STATED GOAL: Every line of the material is to be repeated exactly as it stands.

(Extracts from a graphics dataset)
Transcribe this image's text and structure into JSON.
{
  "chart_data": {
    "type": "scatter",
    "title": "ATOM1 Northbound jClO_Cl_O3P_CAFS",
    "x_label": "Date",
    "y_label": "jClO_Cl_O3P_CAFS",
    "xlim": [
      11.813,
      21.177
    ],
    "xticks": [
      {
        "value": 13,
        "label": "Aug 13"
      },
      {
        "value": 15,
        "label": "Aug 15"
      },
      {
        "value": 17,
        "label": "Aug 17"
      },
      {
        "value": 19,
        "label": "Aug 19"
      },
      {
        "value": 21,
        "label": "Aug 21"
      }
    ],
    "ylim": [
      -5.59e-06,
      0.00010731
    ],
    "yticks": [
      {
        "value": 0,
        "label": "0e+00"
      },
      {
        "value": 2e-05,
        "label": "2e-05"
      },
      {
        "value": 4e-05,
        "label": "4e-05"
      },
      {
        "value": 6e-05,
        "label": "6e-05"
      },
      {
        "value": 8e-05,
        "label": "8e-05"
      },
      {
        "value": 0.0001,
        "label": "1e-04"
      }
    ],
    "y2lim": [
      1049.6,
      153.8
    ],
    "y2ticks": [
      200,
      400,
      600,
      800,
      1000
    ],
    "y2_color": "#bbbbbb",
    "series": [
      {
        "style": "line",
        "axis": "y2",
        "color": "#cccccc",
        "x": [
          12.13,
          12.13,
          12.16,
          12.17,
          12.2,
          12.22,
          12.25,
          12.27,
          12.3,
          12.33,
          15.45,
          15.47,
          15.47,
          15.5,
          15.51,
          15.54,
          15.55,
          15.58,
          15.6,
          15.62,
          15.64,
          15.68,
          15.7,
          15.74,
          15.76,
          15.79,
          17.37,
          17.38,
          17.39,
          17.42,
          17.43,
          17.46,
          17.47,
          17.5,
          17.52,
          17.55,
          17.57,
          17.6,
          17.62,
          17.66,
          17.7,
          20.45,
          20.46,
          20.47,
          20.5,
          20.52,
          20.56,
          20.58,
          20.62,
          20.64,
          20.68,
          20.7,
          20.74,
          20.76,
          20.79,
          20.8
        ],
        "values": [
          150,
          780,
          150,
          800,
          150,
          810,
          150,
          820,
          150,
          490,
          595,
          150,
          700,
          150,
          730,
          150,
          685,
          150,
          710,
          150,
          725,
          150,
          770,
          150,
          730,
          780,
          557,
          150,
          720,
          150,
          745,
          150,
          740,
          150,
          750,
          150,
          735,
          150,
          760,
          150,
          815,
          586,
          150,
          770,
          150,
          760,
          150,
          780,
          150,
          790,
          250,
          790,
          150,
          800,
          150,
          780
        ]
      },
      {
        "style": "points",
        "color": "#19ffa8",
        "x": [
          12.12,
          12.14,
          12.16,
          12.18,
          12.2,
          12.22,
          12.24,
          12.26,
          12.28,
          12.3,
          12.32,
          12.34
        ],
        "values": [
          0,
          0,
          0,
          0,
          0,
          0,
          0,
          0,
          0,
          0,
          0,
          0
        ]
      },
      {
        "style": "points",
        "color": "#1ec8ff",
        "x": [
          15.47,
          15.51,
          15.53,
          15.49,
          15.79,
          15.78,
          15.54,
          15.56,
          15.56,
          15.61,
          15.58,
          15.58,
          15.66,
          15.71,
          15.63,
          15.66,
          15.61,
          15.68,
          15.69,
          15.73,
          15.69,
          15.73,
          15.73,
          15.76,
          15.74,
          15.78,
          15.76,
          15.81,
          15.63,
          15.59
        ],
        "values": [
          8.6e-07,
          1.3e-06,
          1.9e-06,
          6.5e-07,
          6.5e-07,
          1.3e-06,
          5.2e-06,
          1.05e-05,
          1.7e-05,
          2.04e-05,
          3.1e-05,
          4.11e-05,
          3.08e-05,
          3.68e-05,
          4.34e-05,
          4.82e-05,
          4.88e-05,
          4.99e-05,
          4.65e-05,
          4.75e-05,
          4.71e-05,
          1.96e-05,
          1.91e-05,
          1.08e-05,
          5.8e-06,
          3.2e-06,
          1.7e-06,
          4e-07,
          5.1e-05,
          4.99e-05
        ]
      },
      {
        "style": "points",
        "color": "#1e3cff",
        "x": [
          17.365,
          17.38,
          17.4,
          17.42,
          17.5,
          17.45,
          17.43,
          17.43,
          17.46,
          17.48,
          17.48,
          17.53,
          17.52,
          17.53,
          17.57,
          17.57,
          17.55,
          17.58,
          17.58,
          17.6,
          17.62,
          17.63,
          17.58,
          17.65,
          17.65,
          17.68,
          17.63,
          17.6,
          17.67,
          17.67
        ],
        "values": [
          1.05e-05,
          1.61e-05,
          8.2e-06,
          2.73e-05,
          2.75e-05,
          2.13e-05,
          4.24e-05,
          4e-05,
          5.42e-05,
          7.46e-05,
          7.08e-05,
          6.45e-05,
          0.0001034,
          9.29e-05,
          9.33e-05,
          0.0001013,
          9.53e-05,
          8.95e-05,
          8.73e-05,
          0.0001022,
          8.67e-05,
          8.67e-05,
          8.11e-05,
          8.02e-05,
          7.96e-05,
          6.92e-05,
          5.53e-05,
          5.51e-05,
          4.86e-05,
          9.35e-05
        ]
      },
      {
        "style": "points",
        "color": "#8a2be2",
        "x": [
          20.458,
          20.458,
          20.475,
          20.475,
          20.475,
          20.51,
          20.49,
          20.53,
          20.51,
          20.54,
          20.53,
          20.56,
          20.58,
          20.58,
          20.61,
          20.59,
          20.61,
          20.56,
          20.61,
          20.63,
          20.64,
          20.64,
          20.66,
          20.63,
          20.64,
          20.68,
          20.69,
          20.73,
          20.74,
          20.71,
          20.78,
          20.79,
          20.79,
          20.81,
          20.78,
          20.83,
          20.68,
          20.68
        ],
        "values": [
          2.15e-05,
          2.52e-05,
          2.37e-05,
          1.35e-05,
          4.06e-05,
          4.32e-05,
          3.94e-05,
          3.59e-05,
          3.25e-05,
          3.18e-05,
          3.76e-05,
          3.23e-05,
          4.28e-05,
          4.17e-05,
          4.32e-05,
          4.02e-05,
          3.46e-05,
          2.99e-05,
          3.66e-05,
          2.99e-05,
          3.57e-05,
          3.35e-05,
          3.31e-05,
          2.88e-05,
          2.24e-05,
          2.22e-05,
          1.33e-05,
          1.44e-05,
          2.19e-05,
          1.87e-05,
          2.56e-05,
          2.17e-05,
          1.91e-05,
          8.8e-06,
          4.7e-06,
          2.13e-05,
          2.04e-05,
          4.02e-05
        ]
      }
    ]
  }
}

WRITTEN REPLY:
Transcribe this image's text and structure into JSON.
{
  "chart_data": {
    "type": "scatter",
    "title": "ATOM1 Northbound jClO_Cl_O3P_CAFS",
    "x_label": "Date",
    "y_label": "jClO_Cl_O3P_CAFS",
    "xlim": [
      11.813,
      21.177
    ],
    "xticks": [
      {
        "value": 13,
        "label": "Aug 13"
      },
      {
        "value": 15,
        "label": "Aug 15"
      },
      {
        "value": 17,
        "label": "Aug 17"
      },
      {
        "value": 19,
        "label": "Aug 19"
      },
      {
        "value": 21,
        "label": "Aug 21"
      }
    ],
    "ylim": [
      -5.59e-06,
      0.00010731
    ],
    "yticks": [
      {
        "value": 0,
        "label": "0e+00"
      },
      {
        "value": 2e-05,
        "label": "2e-05"
      },
      {
        "value": 4e-05,
        "label": "4e-05"
      },
      {
        "value": 6e-05,
        "label": "6e-05"
      },
      {
        "value": 8e-05,
        "label": "8e-05"
      },
      {
        "value": 0.0001,
        "label": "1e-04"
      }
    ],
    "y2lim": [
      1049.6,
      153.8
    ],
    "y2ticks": [
      200,
      400,
      600,
      800,
      1000
    ],
    "y2_color": "#bbbbbb",
    "series": [
      {
        "style": "line",
        "axis": "y2",
        "color": "#cccccc",
        "x": [
          12.13,
          12.13,
          12.16,
          12.17,
          12.2,
          12.22,
          12.25,
          12.27,
          12.3,
          12.33,
          15.45,
          15.47,
          15.47,
          15.5,
          15.51,
          15.54,
          15.55,
          15.58,
          15.6,
          15.62,
          15.64,
          15.68,
          15.7,
          15.74,
          15.76,
          15.79,
          17.37,
          17.38,
          17.39,
          17.42,
          17.43,
          17.46,
          17.47,
          17.5,
          17.52,
          17.55,
          17.57,
          17.6,
          17.62,
          17.66,
          17.7,
          20.45,
          20.46,
          20.47,
          20.5,
          20.52,
          20.56,
          20.58,
          20.62,
          20.64,
          20.68,
          20.7,
          20.74,
          20.76,
          20.79,
          20.8
        ],
        "values": [
          150,
          780,
          150,
          800,
          150,
          810,
          150,
          820,
          150,
          490,
          595,
          150,
          700,
          150,
          730,
          150,
          685,
          150,
          710,
          150,
          725,
          150,
          770,
          150,
          730,
          780,
          557,
          150,
          720,
          150,
          745,
          150,
          740,
          150,
          750,
          150,
          735,
          150,
          760,
          150,
          815,
          586,
          150,
          770,
          150,
          760,
          150,
          780,
          150,
          790,
          250,
          790,
          150,
          800,
          150,
          780
        ]
      },
      {
        "style": "points",
        "color": "#19ffa8",
        "x": [
          12.12,
          12.14,
          12.16,
          12.18,
          12.2,
          12.22,
          12.24,
          12.26,
          12.28,
          12.3,
          12.32,
          12.34
        ],
        "values": [
          0,
          0,
          0,
          0,
          0,
          0,
          0,
          0,
          0,
          0,
          0,
          0
        ]
      },
      {
        "style": "points",
        "color": "#1ec8ff",
        "x": [
          15.47,
          15.51,
          15.53,
          15.49,
          15.79,
          15.78,
          15.54,
          15.56,
          15.56,
          15.61,
          15.58,
          15.58,
          15.66,
          15.71,
          15.63,
          15.66,
          15.61,
          15.68,
          15.69,
          15.73,
          15.69,
          15.73,
          15.73,
          15.76,
          15.74,
          15.78,
          15.76,
          15.81,
          15.63,
          15.59
        ],
        "values": [
          8.6e-07,
          1.3e-06,
          1.9e-06,
          6.5e-07,
          6.5e-07,
          1.3e-06,
          5.2e-06,
          1.05e-05,
          1.7e-05,
          2.04e-05,
          3.1e-05,
          4.11e-05,
          3.08e-05,
          3.68e-05,
          4.34e-05,
          4.82e-05,
          4.88e-05,
          4.99e-05,
          4.65e-05,
          4.75e-05,
          4.71e-05,
          1.96e-05,
          1.91e-05,
          1.08e-05,
          5.8e-06,
          3.2e-06,
          1.7e-06,
          4e-07,
          5.1e-05,
          4.99e-05
        ]
      },
      {
        "style": "points",
        "color": "#1e3cff",
        "x": [
          17.365,
          17.38,
          17.4,
          17.42,
          17.5,
          17.45,
          17.43,
          17.43,
          17.46,
          17.48,
          17.48,
          17.53,
          17.52,
          17.53,
          17.57,
          17.57,
          17.55,
          17.58,
          17.58,
          17.6,
          17.62,
          17.63,
          17.58,
          17.65,
          17.65,
          17.68,
          17.63,
          17.6,
          17.67,
          17.67
        ],
        "values": [
          1.05e-05,
          1.61e-05,
          8.2e-06,
          2.73e-05,
          2.75e-05,
          2.13e-05,
          4.24e-05,
          4e-05,
          5.42e-05,
          7.46e-05,
          7.08e-05,
          6.45e-05,
          0.0001034,
          9.29e-05,
          9.33e-05,
          0.0001013,
          9.53e-05,
          8.95e-05,
          8.73e-05,
          0.0001022,
          8.67e-05,
          8.67e-05,
          8.11e-05,
          8.02e-05,
          7.96e-05,
          6.92e-05,
          5.53e-05,
          5.51e-05,
          4.86e-05,
          9.35e-05
        ]
      },
      {
        "style": "points",
        "color": "#8a2be2",
        "x": [
          20.458,
          20.458,
          20.475,
          20.475,
          20.475,
          20.51,
          20.49,
          20.53,
          20.51,
          20.54,
          20.53,
          20.56,
          20.58,
          20.58,
          20.61,
          20.59,
          20.61,
          20.56,
          20.61,
          20.63,
          20.64,
          20.64,
          20.66,
          20.63,
          20.64,
          20.68,
          20.69,
          20.73,
          20.74,
          20.71,
          20.78,
          20.79,
          20.79,
          20.81,
          20.78,
          20.83,
          20.68,
          20.68
        ],
        "values": [
          2.15e-05,
          2.52e-05,
          2.37e-05,
          1.35e-05,
          4.06e-05,
          4.32e-05,
          3.94e-05,
          3.59e-05,
          3.25e-05,
          3.18e-05,
          3.76e-05,
          3.23e-05,
          4.28e-05,
          4.17e-05,
          4.32e-05,
          4.02e-05,
          3.46e-05,
          2.99e-05,
          3.66e-05,
          2.99e-05,
          3.57e-05,
          3.35e-05,
          3.31e-05,
          2.88e-05,
          2.24e-05,
          2.22e-05,
          1.33e-05,
          1.44e-05,
          2.19e-05,
          1.87e-05,
          2.56e-05,
          2.17e-05,
          1.91e-05,
          8.8e-06,
          4.7e-06,
          2.13e-05,
          2.04e-05,
          4.02e-05
        ]
      }
    ]
  }
}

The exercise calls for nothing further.